───── Data for processing
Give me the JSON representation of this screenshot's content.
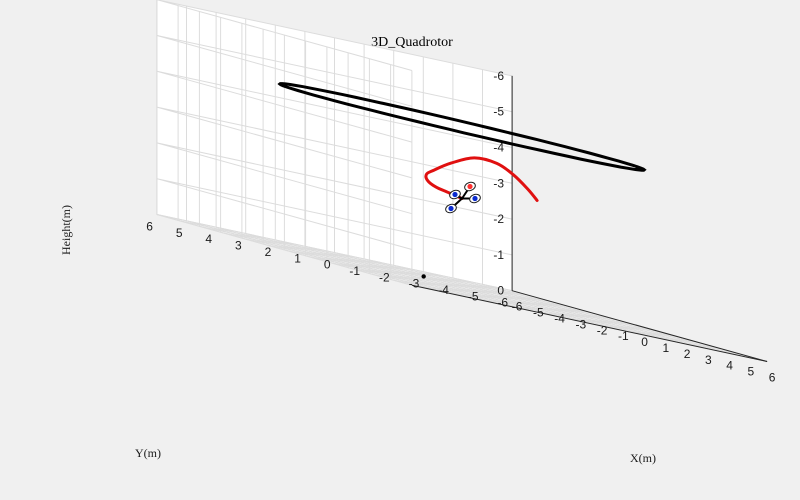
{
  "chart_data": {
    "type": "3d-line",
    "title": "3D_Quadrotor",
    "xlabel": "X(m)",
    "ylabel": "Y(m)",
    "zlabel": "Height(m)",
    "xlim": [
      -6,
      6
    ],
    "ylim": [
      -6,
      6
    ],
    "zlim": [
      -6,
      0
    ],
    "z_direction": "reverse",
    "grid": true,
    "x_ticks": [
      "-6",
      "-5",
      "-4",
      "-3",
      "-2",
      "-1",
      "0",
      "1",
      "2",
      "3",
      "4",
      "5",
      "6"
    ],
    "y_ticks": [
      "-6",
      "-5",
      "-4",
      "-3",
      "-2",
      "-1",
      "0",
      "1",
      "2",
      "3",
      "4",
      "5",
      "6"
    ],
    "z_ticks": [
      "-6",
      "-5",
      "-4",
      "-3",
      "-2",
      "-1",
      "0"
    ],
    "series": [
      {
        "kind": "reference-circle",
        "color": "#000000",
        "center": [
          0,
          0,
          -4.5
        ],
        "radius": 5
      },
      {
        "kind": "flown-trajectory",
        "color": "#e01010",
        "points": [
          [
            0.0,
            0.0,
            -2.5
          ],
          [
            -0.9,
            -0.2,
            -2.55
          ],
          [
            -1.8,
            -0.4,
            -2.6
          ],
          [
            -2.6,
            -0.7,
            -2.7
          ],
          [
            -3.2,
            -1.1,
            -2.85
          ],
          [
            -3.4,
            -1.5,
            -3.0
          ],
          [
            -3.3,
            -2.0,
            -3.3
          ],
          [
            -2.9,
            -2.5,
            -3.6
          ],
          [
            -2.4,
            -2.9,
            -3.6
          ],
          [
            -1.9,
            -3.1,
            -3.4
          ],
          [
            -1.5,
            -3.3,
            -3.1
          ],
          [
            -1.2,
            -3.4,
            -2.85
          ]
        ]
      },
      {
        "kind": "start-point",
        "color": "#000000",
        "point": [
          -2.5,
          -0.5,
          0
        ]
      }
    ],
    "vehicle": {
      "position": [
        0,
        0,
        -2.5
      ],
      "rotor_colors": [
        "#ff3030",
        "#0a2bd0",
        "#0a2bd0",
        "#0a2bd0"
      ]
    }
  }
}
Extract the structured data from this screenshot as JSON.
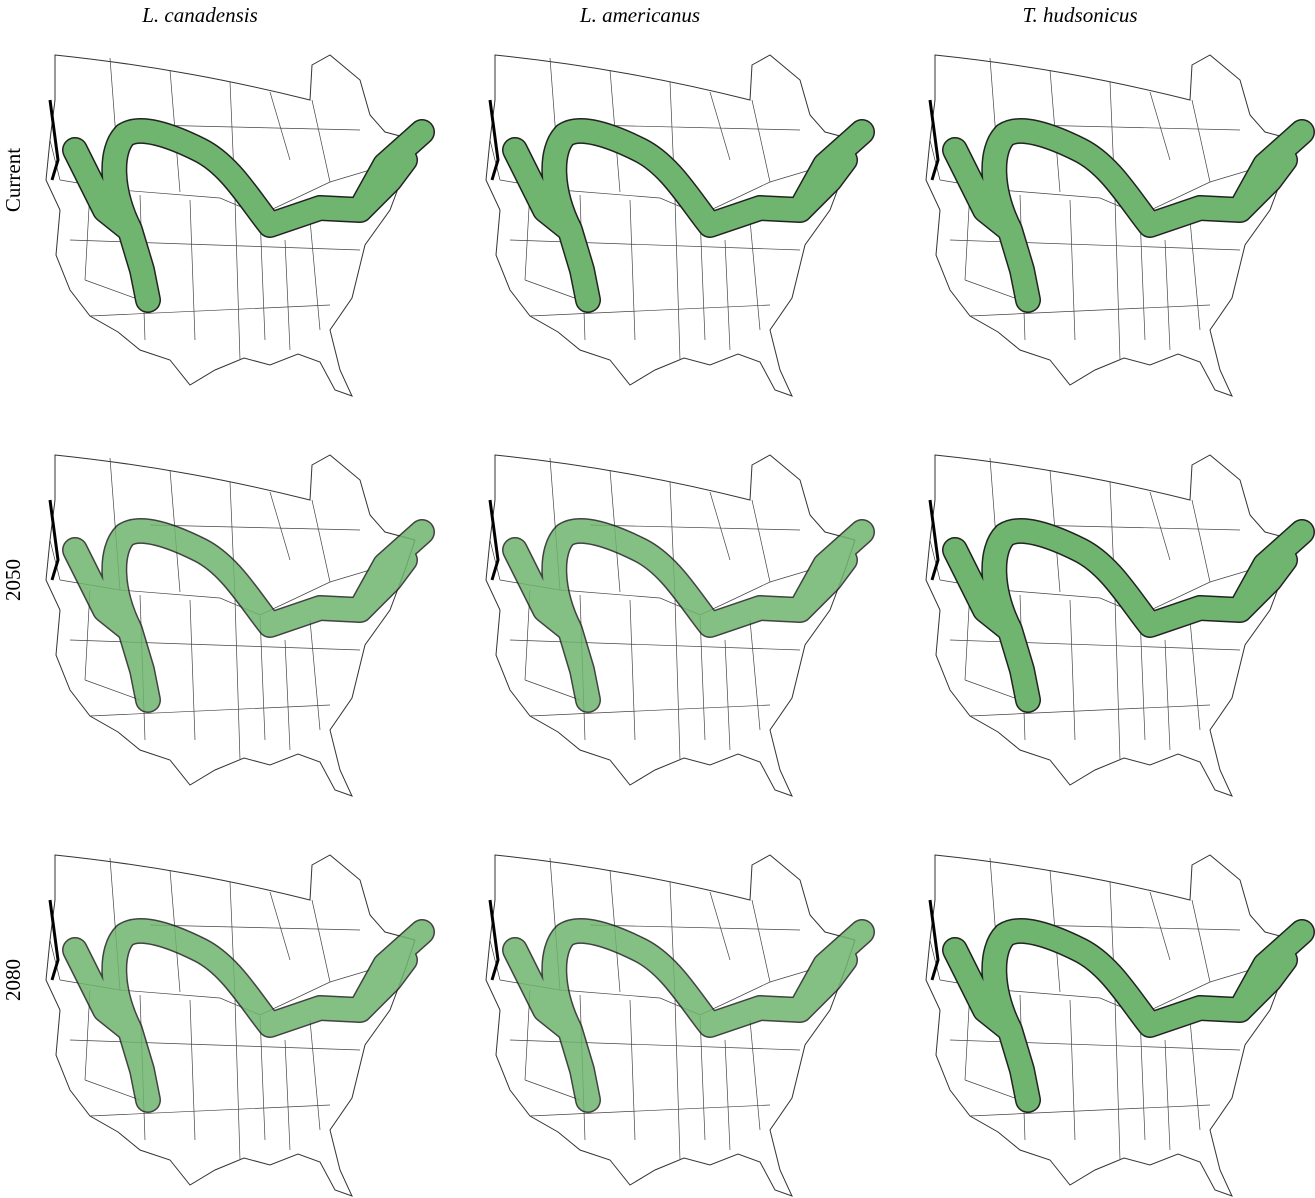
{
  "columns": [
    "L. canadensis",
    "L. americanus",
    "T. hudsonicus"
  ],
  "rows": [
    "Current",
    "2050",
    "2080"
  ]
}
──────────
Reproduce the listing above from the line that contains "Extract the structured" through its final line, exactly and with nothing added. Omit the images.

Extract the structured data from this screenshot as JSON.
{
  "columns": [
    "L. canadensis",
    "L. americanus",
    "T. hudsonicus"
  ],
  "rows": [
    "Current",
    "2050",
    "2080"
  ]
}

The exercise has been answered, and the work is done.